Document passage.

— Start —

How do I sort this array in Python?

Question

I have this array:

[14, 'S', 12, 'D', 8, 'S', 9, 'S', 10, 'D']

I want to sort it in descending order (numbers), but at the same time keep the number with the following letter together. So the result should look like this:

[14, 'S', 12, 'D', 10, 'D', 9, 'S', 8, 'S']

How can I do this?

I tried to do it this way (five_cards_num is the name of the array):

for j in range(4):
    max = five_cards_num[j]
    max_color = five_cards_num[j+1]
    for i in range(j, 5):
        if (five_cards_num[2*i] > max):
            max = five_cards_num[2*i]
            max_color = five_cards_num[2*i+1]
            five_cards_num[2*i] = five_cards_num[j]
            five_cards_num[2*i+1] = five_cards_num[j+1]
            five_cards_num[j] = max
            five_cards_num[j+1] = max_color

But I get error:

TypeError: '>' not supported between instances of 'int' and 'str'

Thank you in advance.

— End —

Available data.

— Start —

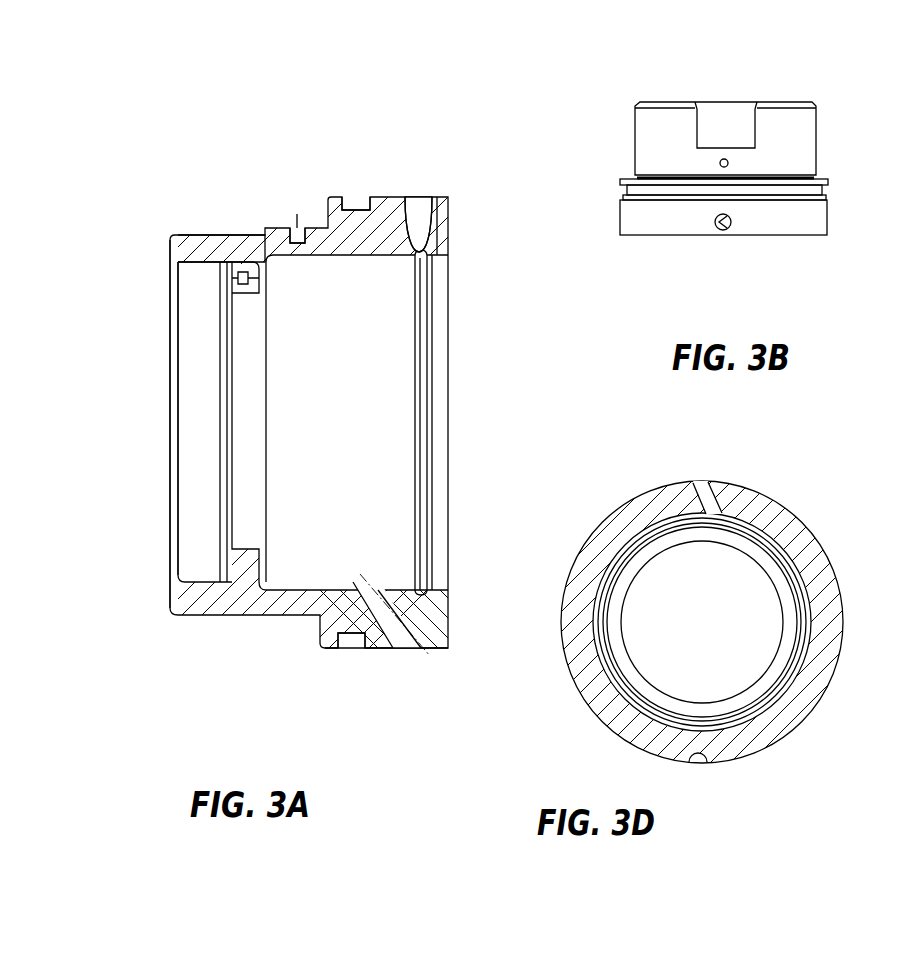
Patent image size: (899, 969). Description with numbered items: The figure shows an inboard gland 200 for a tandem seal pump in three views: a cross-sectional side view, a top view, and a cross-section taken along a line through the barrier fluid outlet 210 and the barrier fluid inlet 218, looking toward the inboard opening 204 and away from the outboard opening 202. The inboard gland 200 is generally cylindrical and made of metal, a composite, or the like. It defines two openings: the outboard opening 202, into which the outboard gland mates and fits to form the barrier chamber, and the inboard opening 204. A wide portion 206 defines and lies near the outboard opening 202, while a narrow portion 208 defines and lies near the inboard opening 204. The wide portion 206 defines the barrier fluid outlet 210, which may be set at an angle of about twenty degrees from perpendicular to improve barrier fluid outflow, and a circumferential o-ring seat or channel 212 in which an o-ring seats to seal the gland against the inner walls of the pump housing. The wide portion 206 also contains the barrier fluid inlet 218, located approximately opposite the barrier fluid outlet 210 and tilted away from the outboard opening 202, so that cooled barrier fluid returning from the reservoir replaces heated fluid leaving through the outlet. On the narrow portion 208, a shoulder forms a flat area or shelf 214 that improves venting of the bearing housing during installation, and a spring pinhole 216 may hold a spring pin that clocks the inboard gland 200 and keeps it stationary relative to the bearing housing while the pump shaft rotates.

— End —

Objective A. In the Python sorting question, what is the array named in the attempted code?
Objective B. Please quote the stretch from "I have this" through "can I do this?" in the Python sorting question.

Worked answer A. five_cards_num

Worked answer B.
I have this array:

[14, 'S', 12, 'D', 8, 'S', 9, 'S', 10, 'D']

I want to sort it in descending order (numbers), but at the same time keep the number with the following letter together. So the result should look like this:

[14, 'S', 12, 'D', 10, 'D', 9, 'S', 8, 'S']

How can I do this?